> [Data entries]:
------------------------------------------------
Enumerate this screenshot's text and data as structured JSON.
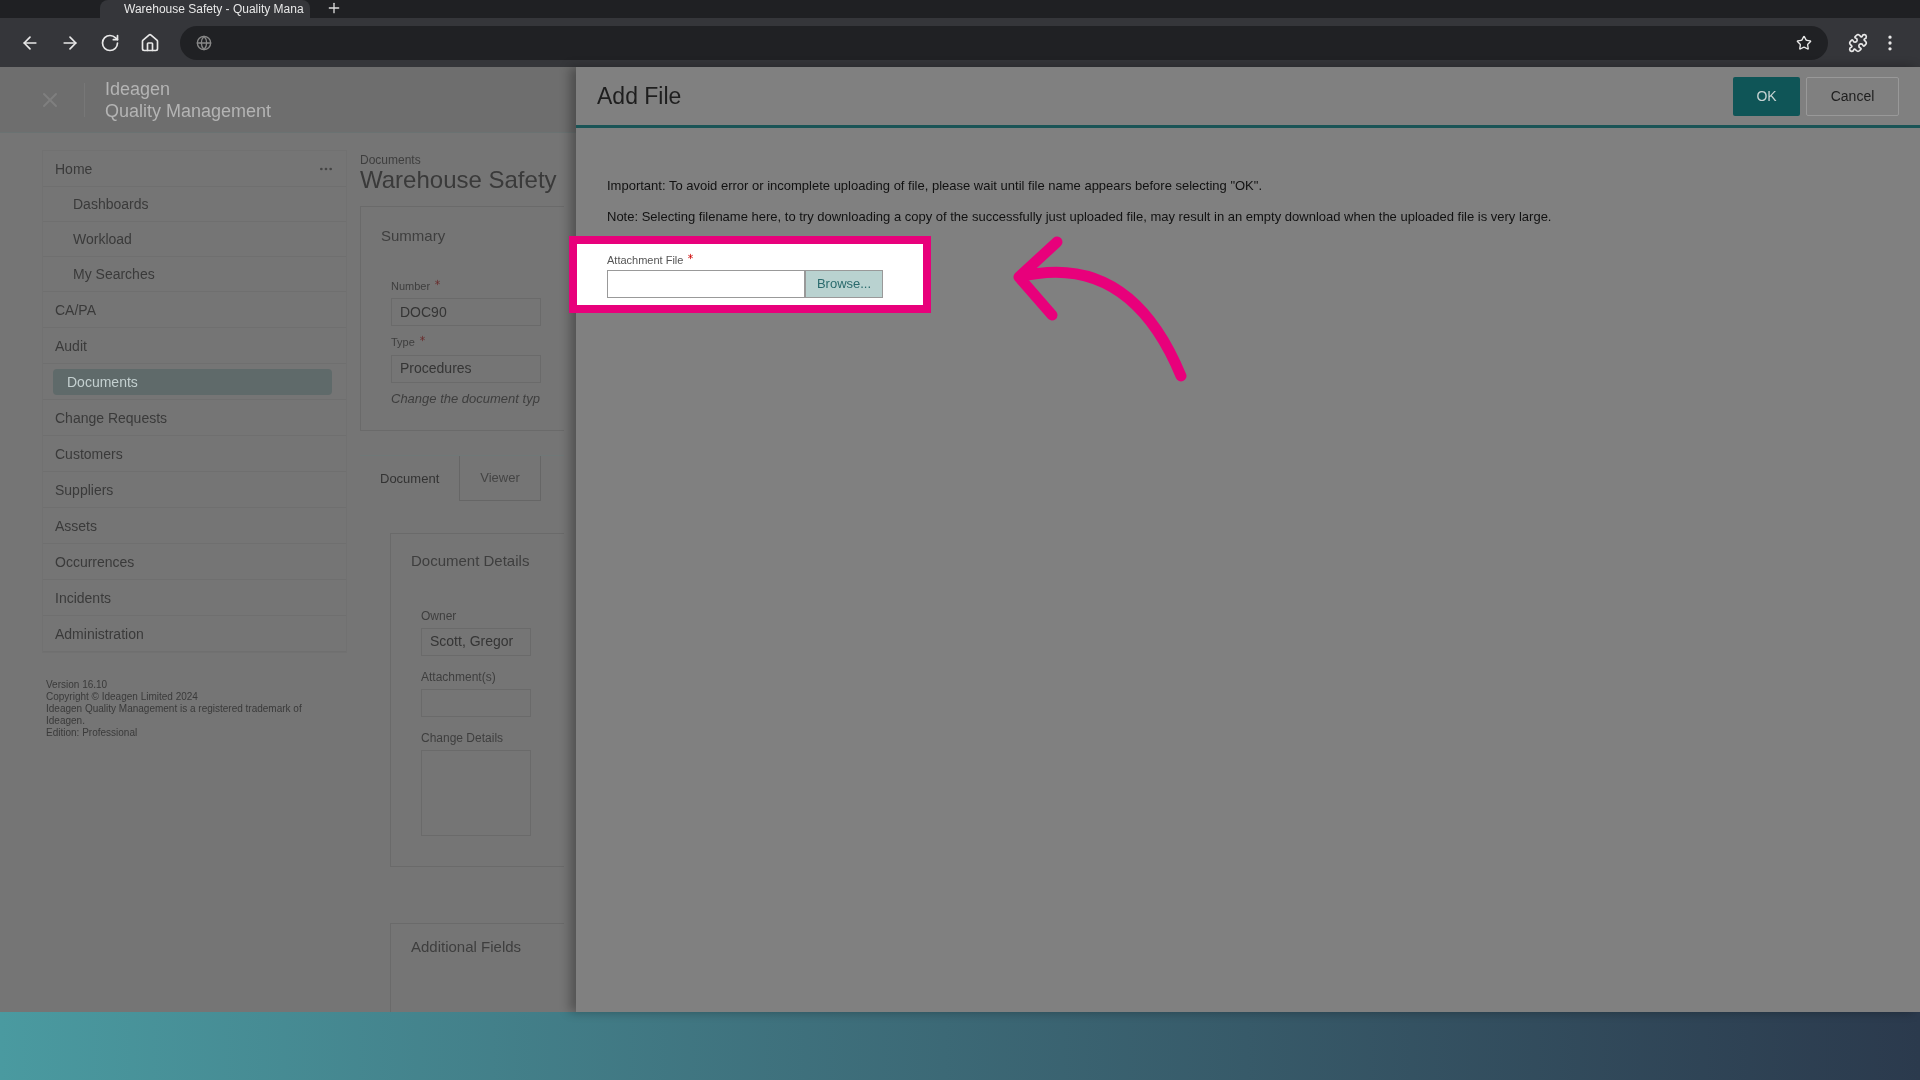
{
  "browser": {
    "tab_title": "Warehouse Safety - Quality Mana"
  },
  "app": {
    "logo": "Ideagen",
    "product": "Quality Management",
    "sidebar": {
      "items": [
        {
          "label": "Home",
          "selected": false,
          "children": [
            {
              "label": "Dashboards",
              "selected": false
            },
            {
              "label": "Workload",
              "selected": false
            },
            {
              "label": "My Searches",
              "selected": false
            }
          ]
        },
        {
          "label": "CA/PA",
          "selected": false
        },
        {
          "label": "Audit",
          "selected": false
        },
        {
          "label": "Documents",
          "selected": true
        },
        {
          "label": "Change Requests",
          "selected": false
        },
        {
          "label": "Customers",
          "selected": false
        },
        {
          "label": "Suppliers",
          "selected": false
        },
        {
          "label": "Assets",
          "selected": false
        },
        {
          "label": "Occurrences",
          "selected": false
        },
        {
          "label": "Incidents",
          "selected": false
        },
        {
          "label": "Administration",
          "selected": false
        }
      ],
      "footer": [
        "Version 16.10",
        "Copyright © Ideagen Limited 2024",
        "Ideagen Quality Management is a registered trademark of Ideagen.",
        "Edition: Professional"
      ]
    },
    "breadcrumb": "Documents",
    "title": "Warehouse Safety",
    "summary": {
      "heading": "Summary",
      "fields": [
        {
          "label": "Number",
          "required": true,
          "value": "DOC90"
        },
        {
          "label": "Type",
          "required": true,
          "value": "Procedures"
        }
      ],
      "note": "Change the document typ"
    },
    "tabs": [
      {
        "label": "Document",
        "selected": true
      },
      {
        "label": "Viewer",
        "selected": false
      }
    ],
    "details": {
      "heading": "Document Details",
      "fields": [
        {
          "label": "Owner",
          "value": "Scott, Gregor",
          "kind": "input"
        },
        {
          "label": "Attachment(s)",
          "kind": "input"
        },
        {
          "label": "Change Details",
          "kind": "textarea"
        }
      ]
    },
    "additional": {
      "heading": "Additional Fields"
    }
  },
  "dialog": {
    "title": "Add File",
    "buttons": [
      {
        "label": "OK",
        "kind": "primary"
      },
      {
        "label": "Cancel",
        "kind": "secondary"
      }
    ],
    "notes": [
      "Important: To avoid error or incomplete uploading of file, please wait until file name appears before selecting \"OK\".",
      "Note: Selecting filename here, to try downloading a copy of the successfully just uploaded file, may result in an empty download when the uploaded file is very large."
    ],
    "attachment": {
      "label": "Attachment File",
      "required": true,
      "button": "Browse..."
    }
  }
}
------------------------------------------------
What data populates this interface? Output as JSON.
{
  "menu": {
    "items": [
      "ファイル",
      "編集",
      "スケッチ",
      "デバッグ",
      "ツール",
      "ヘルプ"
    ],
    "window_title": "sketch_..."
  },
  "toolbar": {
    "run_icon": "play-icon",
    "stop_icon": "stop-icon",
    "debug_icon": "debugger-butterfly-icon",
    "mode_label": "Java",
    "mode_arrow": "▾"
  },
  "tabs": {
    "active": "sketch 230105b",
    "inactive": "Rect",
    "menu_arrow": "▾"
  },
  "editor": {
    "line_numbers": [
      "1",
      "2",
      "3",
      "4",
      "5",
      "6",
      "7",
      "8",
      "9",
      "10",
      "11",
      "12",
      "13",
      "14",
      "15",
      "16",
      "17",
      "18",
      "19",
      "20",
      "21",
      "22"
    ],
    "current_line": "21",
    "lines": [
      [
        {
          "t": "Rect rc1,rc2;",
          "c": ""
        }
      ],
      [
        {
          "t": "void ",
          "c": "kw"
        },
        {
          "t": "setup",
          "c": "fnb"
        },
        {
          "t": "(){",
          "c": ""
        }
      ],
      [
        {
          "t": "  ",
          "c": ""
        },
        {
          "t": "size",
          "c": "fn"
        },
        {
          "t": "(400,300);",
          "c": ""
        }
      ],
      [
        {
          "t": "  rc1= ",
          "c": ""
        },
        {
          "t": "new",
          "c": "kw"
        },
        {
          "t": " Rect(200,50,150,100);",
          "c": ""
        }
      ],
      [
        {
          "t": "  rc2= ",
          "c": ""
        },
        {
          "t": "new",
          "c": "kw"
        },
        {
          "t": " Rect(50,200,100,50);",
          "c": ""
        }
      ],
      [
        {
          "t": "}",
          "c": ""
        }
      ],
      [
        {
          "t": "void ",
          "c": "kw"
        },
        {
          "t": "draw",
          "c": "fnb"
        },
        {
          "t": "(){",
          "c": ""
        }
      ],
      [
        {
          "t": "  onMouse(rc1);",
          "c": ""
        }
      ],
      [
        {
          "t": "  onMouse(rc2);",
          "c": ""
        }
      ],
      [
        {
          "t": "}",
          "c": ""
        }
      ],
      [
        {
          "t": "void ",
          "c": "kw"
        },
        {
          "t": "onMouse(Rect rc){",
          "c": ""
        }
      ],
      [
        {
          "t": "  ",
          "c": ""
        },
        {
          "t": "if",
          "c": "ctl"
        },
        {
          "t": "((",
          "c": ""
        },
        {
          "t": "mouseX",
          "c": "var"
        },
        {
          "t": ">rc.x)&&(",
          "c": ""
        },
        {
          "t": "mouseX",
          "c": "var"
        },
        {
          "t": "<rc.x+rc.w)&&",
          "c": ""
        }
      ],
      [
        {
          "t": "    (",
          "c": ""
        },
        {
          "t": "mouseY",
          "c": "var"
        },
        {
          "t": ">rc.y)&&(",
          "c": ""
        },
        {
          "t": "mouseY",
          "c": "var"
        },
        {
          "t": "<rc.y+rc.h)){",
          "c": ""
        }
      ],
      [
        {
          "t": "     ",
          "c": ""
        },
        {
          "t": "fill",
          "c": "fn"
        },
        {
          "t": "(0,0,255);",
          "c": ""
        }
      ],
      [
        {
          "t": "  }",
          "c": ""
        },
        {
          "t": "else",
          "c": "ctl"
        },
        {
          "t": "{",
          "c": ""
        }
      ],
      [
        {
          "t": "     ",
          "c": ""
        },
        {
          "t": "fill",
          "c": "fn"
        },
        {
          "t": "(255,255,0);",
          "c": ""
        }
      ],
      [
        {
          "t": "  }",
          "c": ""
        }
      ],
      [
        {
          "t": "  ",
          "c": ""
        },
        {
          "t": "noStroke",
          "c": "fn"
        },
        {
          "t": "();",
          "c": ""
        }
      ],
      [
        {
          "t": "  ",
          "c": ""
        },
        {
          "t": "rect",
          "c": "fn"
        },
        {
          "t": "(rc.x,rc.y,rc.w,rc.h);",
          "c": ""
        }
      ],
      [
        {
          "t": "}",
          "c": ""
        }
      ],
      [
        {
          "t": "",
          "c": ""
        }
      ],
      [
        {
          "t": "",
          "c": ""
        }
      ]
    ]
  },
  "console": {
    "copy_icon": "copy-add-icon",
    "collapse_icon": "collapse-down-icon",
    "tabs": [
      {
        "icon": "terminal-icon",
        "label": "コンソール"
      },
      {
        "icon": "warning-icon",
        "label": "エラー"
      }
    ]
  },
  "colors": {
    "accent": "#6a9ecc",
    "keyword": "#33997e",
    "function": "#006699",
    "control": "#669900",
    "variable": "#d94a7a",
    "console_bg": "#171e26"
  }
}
------------------------------------------------
Scan the material above. Copy each line where "onMouse" occurs.

          "t": "  onMouse(rc1);",
          "t": "  onMouse(rc2);",
          "t": "onMouse(Rect rc){",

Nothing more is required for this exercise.